(YOUR GOAL): Every line that holds "this" should be shown.

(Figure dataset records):
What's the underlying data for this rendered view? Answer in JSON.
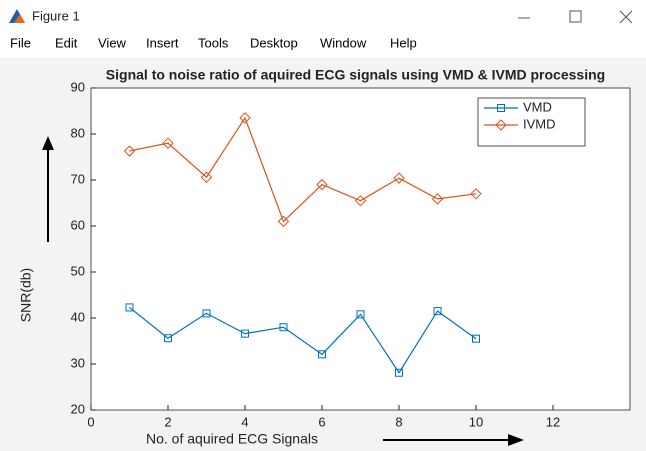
{
  "window": {
    "title": "Figure 1"
  },
  "menu": [
    "File",
    "Edit",
    "View",
    "Insert",
    "Tools",
    "Desktop",
    "Window",
    "Help"
  ],
  "chart_data": {
    "type": "line",
    "title": "Signal to noise ratio of aquired ECG signals using VMD & IVMD processing",
    "xlabel": "No. of aquired  ECG Signals",
    "ylabel": "SNR(db)",
    "x": [
      1,
      2,
      3,
      4,
      5,
      6,
      7,
      8,
      9,
      10
    ],
    "series": [
      {
        "name": "VMD",
        "color": "#0072bd",
        "marker": "square",
        "values": [
          42.3,
          35.6,
          41,
          36.6,
          38,
          32.1,
          40.8,
          28.1,
          41.5,
          35.5
        ]
      },
      {
        "name": "IVMD",
        "color": "#d95319",
        "marker": "diamond",
        "values": [
          76.3,
          78,
          70.6,
          83.5,
          61,
          69,
          65.5,
          70.4,
          65.9,
          67
        ]
      }
    ],
    "xlim": [
      0,
      14
    ],
    "xticks": [
      0,
      2,
      4,
      6,
      8,
      10,
      12
    ],
    "ylim": [
      20,
      90
    ],
    "yticks": [
      20,
      30,
      40,
      50,
      60,
      70,
      80,
      90
    ],
    "legend": "northeast"
  }
}
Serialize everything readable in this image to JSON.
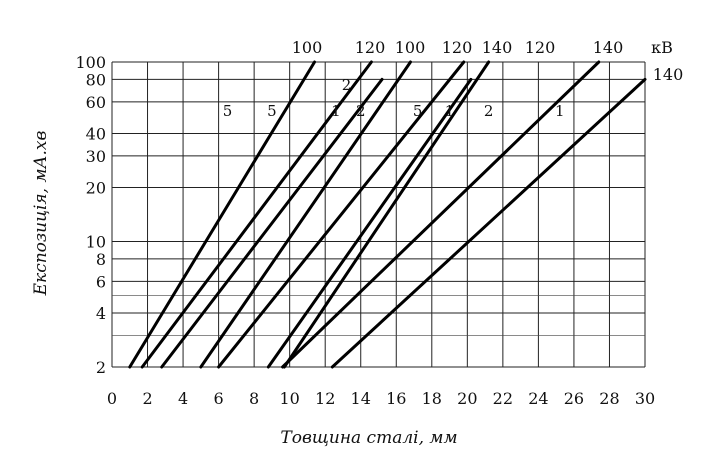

(WORKED ANSWER):
What's the underlying data for this rendered view? Answer in JSON.
Serialize everything readable in this image to JSON.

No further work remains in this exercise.